Task requirements:
Find the word "JSON" in the listing; pull out each line holding it.

Provided material:
::::::

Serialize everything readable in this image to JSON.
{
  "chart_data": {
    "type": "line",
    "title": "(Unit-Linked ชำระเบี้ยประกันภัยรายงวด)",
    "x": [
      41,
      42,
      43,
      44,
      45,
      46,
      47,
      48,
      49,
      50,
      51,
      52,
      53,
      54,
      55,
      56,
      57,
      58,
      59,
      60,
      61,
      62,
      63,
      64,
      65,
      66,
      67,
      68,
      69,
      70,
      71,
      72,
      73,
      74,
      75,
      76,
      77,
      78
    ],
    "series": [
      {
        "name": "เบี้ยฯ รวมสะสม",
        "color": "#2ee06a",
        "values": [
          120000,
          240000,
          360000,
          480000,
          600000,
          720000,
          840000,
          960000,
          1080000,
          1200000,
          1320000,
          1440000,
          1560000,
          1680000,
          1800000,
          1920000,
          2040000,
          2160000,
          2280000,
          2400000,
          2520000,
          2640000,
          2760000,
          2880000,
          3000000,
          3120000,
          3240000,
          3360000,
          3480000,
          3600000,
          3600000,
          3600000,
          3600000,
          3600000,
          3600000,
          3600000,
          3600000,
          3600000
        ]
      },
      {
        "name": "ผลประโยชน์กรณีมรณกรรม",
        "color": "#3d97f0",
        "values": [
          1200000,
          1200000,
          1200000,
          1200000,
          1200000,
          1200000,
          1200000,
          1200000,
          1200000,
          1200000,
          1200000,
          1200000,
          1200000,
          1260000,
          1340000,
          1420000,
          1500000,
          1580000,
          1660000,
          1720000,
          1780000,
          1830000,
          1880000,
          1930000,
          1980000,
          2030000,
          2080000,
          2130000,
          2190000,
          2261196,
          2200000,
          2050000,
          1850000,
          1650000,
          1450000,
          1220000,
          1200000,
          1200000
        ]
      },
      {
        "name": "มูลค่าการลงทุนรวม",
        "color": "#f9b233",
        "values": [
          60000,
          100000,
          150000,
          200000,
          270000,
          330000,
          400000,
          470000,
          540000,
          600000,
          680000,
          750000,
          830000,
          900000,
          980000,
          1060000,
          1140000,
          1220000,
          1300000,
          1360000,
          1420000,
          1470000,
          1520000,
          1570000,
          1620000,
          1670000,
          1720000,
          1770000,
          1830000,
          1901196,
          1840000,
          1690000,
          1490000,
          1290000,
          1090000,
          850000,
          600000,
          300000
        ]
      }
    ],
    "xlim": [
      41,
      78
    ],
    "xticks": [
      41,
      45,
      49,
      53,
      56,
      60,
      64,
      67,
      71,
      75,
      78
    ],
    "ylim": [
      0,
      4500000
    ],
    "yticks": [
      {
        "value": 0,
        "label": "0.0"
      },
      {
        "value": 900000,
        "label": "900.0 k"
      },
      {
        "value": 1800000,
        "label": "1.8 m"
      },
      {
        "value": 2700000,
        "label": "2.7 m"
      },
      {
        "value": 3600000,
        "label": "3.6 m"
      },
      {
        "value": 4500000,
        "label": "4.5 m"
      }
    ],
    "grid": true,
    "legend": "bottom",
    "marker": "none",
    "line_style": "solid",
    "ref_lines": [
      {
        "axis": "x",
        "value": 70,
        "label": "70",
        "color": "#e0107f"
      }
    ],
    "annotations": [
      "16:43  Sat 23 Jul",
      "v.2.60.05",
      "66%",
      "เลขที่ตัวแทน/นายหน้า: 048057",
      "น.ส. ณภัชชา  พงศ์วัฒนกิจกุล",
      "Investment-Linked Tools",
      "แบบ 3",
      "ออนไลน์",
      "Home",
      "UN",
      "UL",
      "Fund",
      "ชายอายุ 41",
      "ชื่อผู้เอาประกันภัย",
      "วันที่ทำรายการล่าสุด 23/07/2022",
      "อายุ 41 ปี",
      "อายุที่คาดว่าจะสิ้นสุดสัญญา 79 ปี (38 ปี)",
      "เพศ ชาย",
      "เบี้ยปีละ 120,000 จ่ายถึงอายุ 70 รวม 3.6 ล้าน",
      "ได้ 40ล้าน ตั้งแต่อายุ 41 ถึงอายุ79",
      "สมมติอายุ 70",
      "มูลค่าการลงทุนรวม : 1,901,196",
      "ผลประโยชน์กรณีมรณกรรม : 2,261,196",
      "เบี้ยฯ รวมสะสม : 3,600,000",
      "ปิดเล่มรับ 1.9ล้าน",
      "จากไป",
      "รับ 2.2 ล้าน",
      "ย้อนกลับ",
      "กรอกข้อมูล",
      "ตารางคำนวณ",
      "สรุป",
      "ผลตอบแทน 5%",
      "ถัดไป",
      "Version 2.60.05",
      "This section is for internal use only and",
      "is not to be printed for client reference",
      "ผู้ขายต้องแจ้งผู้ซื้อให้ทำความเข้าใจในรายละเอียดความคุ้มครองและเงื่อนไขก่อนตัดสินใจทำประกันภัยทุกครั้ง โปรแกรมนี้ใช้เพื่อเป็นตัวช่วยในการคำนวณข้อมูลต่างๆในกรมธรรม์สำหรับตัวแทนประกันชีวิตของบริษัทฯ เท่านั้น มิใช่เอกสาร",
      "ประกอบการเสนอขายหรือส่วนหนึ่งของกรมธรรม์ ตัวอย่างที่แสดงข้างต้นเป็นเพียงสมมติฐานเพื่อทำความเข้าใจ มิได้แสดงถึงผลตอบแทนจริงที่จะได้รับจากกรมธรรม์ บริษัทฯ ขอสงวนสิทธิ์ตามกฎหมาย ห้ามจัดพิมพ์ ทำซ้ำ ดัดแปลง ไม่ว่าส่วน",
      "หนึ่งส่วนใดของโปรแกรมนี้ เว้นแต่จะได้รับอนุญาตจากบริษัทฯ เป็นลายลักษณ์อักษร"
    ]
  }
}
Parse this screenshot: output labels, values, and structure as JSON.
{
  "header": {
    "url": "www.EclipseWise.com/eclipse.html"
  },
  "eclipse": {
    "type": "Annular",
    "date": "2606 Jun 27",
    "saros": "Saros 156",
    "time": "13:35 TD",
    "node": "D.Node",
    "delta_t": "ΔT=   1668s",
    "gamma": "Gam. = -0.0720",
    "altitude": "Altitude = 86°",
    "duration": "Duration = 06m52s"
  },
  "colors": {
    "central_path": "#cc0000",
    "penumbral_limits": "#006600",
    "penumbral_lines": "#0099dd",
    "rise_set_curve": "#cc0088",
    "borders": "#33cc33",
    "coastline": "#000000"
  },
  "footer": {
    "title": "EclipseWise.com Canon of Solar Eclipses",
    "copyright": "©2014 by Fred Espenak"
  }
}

::::::

Answer below:
Serialize everything readable in this image to JSON.
Parse this screenshot: output labels, values, and structure as JSON.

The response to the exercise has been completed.